Task details: Reproduce the items below with every "bar-production" swapped for "bar-output", changing nothing else.

Supplied records:
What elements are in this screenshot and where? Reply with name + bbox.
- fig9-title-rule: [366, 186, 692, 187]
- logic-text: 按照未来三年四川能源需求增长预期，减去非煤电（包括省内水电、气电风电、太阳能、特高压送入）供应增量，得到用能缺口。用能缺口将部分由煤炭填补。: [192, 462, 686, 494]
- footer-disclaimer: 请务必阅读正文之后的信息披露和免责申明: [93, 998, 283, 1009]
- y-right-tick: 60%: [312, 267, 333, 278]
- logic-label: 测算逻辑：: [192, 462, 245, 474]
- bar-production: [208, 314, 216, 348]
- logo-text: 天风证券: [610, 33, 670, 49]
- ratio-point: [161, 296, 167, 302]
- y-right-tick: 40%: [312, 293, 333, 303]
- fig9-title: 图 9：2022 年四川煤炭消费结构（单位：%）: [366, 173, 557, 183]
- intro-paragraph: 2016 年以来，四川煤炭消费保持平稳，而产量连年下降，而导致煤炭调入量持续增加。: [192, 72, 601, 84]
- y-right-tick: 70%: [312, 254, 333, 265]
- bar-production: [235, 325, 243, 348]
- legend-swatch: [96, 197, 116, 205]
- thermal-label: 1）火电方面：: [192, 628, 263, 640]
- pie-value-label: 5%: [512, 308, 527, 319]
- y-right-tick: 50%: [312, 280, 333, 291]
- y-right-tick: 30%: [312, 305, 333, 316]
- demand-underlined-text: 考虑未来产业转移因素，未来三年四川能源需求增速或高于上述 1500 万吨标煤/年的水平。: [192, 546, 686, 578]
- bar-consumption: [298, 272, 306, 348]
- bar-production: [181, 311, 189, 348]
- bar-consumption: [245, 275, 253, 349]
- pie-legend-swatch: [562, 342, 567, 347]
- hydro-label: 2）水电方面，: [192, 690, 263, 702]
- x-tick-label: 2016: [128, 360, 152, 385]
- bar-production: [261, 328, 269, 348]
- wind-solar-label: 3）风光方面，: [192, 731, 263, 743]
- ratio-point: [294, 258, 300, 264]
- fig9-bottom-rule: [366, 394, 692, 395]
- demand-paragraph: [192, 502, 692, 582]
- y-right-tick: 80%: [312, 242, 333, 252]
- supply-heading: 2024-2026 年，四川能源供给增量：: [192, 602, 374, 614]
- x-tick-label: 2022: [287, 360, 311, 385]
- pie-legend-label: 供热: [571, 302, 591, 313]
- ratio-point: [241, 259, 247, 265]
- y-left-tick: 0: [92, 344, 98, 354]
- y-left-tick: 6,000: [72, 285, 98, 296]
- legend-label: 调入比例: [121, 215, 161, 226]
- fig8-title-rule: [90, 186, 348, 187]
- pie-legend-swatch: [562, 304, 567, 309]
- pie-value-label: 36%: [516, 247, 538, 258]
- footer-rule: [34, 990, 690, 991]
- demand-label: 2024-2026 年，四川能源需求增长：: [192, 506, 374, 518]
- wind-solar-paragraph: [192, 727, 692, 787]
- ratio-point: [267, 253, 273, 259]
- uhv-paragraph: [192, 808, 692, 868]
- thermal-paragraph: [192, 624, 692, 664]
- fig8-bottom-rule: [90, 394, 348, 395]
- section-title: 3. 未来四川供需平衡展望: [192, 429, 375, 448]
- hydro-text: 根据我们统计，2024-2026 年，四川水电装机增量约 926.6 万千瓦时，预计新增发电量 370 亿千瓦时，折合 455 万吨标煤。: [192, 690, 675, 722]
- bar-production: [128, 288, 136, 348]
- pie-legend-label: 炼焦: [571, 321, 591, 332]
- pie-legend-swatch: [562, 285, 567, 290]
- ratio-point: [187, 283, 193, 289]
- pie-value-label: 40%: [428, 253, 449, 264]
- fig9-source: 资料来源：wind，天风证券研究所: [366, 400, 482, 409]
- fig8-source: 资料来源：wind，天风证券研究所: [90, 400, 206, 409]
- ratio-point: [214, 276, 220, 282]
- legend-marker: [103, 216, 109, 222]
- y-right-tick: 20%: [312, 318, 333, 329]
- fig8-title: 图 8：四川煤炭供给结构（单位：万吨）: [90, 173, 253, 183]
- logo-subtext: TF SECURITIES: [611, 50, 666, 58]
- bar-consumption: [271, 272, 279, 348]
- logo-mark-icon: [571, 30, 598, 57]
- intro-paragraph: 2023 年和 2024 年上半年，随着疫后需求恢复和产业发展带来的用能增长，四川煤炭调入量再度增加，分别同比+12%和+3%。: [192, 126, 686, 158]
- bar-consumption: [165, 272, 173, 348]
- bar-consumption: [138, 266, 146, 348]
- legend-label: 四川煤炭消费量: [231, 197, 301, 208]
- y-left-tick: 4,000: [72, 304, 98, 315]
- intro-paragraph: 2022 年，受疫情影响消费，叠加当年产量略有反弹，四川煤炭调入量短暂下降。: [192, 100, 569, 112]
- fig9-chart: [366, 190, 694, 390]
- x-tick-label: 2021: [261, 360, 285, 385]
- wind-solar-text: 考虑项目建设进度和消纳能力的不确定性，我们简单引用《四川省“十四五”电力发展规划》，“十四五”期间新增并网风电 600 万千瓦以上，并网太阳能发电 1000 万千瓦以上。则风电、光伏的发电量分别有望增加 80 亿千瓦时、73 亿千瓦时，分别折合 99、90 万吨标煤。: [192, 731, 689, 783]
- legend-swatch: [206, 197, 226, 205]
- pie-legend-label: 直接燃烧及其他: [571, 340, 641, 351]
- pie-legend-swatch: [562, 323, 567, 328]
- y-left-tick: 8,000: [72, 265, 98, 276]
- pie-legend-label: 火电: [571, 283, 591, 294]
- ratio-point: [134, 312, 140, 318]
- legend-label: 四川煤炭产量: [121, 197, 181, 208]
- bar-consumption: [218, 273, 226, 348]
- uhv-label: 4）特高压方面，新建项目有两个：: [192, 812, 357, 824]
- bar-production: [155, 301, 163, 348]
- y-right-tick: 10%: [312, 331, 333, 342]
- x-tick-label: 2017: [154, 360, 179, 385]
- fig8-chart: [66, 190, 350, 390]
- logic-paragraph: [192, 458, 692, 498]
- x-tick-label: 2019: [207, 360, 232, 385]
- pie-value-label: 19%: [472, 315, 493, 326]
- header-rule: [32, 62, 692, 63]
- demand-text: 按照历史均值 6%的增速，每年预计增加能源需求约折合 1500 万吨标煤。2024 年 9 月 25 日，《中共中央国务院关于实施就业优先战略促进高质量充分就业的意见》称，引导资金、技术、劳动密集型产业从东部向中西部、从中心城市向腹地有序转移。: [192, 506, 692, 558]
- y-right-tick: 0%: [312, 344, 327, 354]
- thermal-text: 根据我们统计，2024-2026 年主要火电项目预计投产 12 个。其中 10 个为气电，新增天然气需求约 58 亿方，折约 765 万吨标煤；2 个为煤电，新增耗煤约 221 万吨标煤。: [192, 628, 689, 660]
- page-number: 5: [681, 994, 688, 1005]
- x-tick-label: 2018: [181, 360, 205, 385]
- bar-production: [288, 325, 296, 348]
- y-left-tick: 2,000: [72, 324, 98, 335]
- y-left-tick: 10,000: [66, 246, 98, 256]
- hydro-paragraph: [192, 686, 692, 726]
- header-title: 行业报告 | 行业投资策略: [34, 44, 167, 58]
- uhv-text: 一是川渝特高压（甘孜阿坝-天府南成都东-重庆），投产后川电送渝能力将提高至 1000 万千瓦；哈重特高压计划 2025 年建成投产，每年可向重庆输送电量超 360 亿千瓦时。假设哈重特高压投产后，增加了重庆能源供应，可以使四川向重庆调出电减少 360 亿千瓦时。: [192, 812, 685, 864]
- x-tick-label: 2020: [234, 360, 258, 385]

Full output:
What elements are in this screenshot and where? Reply with name + bbox.
- fig9-title-rule: [366, 186, 692, 187]
- logic-text: 按照未来三年四川能源需求增长预期，减去非煤电（包括省内水电、气电风电、太阳能、特高压送入）供应增量，得到用能缺口。用能缺口将部分由煤炭填补。: [192, 462, 686, 494]
- footer-disclaimer: 请务必阅读正文之后的信息披露和免责申明: [93, 998, 283, 1009]
- y-right-tick: 60%: [312, 267, 333, 278]
- logic-label: 测算逻辑：: [192, 462, 245, 474]
- bar-output: [208, 314, 216, 348]
- logo-text: 天风证券: [610, 33, 670, 49]
- ratio-point: [161, 296, 167, 302]
- y-right-tick: 40%: [312, 293, 333, 303]
- fig9-title: 图 9：2022 年四川煤炭消费结构（单位：%）: [366, 173, 557, 183]
- intro-paragraph: 2016 年以来，四川煤炭消费保持平稳，而产量连年下降，而导致煤炭调入量持续增加。: [192, 72, 601, 84]
- y-right-tick: 70%: [312, 254, 333, 265]
- bar-output: [235, 325, 243, 348]
- legend-swatch: [96, 197, 116, 205]
- thermal-label: 1）火电方面：: [192, 628, 263, 640]
- pie-value-label: 5%: [512, 308, 527, 319]
- y-right-tick: 50%: [312, 280, 333, 291]
- y-right-tick: 30%: [312, 305, 333, 316]
- demand-underlined-text: 考虑未来产业转移因素，未来三年四川能源需求增速或高于上述 1500 万吨标煤/年的水平。: [192, 546, 686, 578]
- bar-consumption: [298, 272, 306, 348]
- bar-output: [181, 311, 189, 348]
- bar-consumption: [245, 275, 253, 349]
- pie-legend-swatch: [562, 342, 567, 347]
- hydro-label: 2）水电方面，: [192, 690, 263, 702]
- x-tick-label: 2016: [128, 360, 152, 385]
- bar-output: [261, 328, 269, 348]
- wind-solar-label: 3）风光方面，: [192, 731, 263, 743]
- ratio-point: [294, 258, 300, 264]
- fig9-bottom-rule: [366, 394, 692, 395]
- demand-paragraph: [192, 502, 692, 582]
- y-right-tick: 80%: [312, 242, 333, 252]
- supply-heading: 2024-2026 年，四川能源供给增量：: [192, 602, 374, 614]
- x-tick-label: 2022: [287, 360, 311, 385]
- pie-legend-label: 供热: [571, 302, 591, 313]
- ratio-point: [241, 259, 247, 265]
- y-left-tick: 0: [92, 344, 98, 354]
- y-left-tick: 6,000: [72, 285, 98, 296]
- legend-label: 调入比例: [121, 215, 161, 226]
- fig8-title-rule: [90, 186, 348, 187]
- pie-legend-swatch: [562, 304, 567, 309]
- pie-value-label: 36%: [516, 247, 538, 258]
- footer-rule: [34, 990, 690, 991]
- demand-label: 2024-2026 年，四川能源需求增长：: [192, 506, 374, 518]
- wind-solar-paragraph: [192, 727, 692, 787]
- ratio-point: [267, 253, 273, 259]
- uhv-paragraph: [192, 808, 692, 868]
- thermal-paragraph: [192, 624, 692, 664]
- fig8-bottom-rule: [90, 394, 348, 395]
- section-title: 3. 未来四川供需平衡展望: [192, 429, 375, 448]
- hydro-text: 根据我们统计，2024-2026 年，四川水电装机增量约 926.6 万千瓦时，预计新增发电量 370 亿千瓦时，折合 455 万吨标煤。: [192, 690, 675, 722]
- bar-output: [128, 288, 136, 348]
- pie-legend-label: 炼焦: [571, 321, 591, 332]
- pie-legend-swatch: [562, 285, 567, 290]
- ratio-point: [187, 283, 193, 289]
- pie-value-label: 40%: [428, 253, 449, 264]
- fig9-source: 资料来源：wind，天风证券研究所: [366, 400, 482, 409]
- fig8-source: 资料来源：wind，天风证券研究所: [90, 400, 206, 409]
- ratio-point: [214, 276, 220, 282]
- legend-marker: [103, 216, 109, 222]
- y-right-tick: 20%: [312, 318, 333, 329]
- fig8-title: 图 8：四川煤炭供给结构（单位：万吨）: [90, 173, 253, 183]
- logo-subtext: TF SECURITIES: [611, 50, 666, 58]
- bar-consumption: [271, 272, 279, 348]
- logo-mark-icon: [571, 30, 598, 57]
- intro-paragraph: 2023 年和 2024 年上半年，随着疫后需求恢复和产业发展带来的用能增长，四川煤炭调入量再度增加，分别同比+12%和+3%。: [192, 126, 686, 158]
- bar-consumption: [165, 272, 173, 348]
- bar-consumption: [138, 266, 146, 348]
- legend-label: 四川煤炭消费量: [231, 197, 301, 208]
- y-left-tick: 4,000: [72, 304, 98, 315]
- intro-paragraph: 2022 年，受疫情影响消费，叠加当年产量略有反弹，四川煤炭调入量短暂下降。: [192, 100, 569, 112]
- fig9-chart: [366, 190, 694, 390]
- x-tick-label: 2021: [261, 360, 285, 385]
- wind-solar-text: 考虑项目建设进度和消纳能力的不确定性，我们简单引用《四川省“十四五”电力发展规划》，“十四五”期间新增并网风电 600 万千瓦以上，并网太阳能发电 1000 万千瓦以上。则风电、光伏的发电量分别有望增加 80 亿千瓦时、73 亿千瓦时，分别折合 99、90 万吨标煤。: [192, 731, 689, 783]
- legend-swatch: [206, 197, 226, 205]
- pie-legend-label: 直接燃烧及其他: [571, 340, 641, 351]
- pie-legend-swatch: [562, 323, 567, 328]
- y-left-tick: 8,000: [72, 265, 98, 276]
- pie-legend-label: 火电: [571, 283, 591, 294]
- ratio-point: [134, 312, 140, 318]
- legend-label: 四川煤炭产量: [121, 197, 181, 208]
- bar-consumption: [218, 273, 226, 348]
- uhv-label: 4）特高压方面，新建项目有两个：: [192, 812, 357, 824]
- bar-output: [155, 301, 163, 348]
- y-right-tick: 10%: [312, 331, 333, 342]
- x-tick-label: 2017: [154, 360, 179, 385]
- fig8-chart: [66, 190, 350, 390]
- logic-paragraph: [192, 458, 692, 498]
- x-tick-label: 2019: [207, 360, 232, 385]
- pie-value-label: 19%: [472, 315, 493, 326]
- header-rule: [32, 62, 692, 63]
- demand-text: 按照历史均值 6%的增速，每年预计增加能源需求约折合 1500 万吨标煤。2024 年 9 月 25 日，《中共中央国务院关于实施就业优先战略促进高质量充分就业的意见》称，引导资金、技术、劳动密集型产业从东部向中西部、从中心城市向腹地有序转移。: [192, 506, 692, 558]
- y-right-tick: 0%: [312, 344, 327, 354]
- thermal-text: 根据我们统计，2024-2026 年主要火电项目预计投产 12 个。其中 10 个为气电，新增天然气需求约 58 亿方，折约 765 万吨标煤；2 个为煤电，新增耗煤约 221 万吨标煤。: [192, 628, 689, 660]
- page-number: 5: [681, 994, 688, 1005]
- x-tick-label: 2018: [181, 360, 205, 385]
- bar-output: [288, 325, 296, 348]
- y-left-tick: 2,000: [72, 324, 98, 335]
- y-left-tick: 10,000: [66, 246, 98, 256]
- hydro-paragraph: [192, 686, 692, 726]
- header-title: 行业报告 | 行业投资策略: [34, 44, 167, 58]
- uhv-text: 一是川渝特高压（甘孜阿坝-天府南成都东-重庆），投产后川电送渝能力将提高至 1000 万千瓦；哈重特高压计划 2025 年建成投产，每年可向重庆输送电量超 360 亿千瓦时。假设哈重特高压投产后，增加了重庆能源供应，可以使四川向重庆调出电减少 360 亿千瓦时。: [192, 812, 685, 864]
- x-tick-label: 2020: [234, 360, 258, 385]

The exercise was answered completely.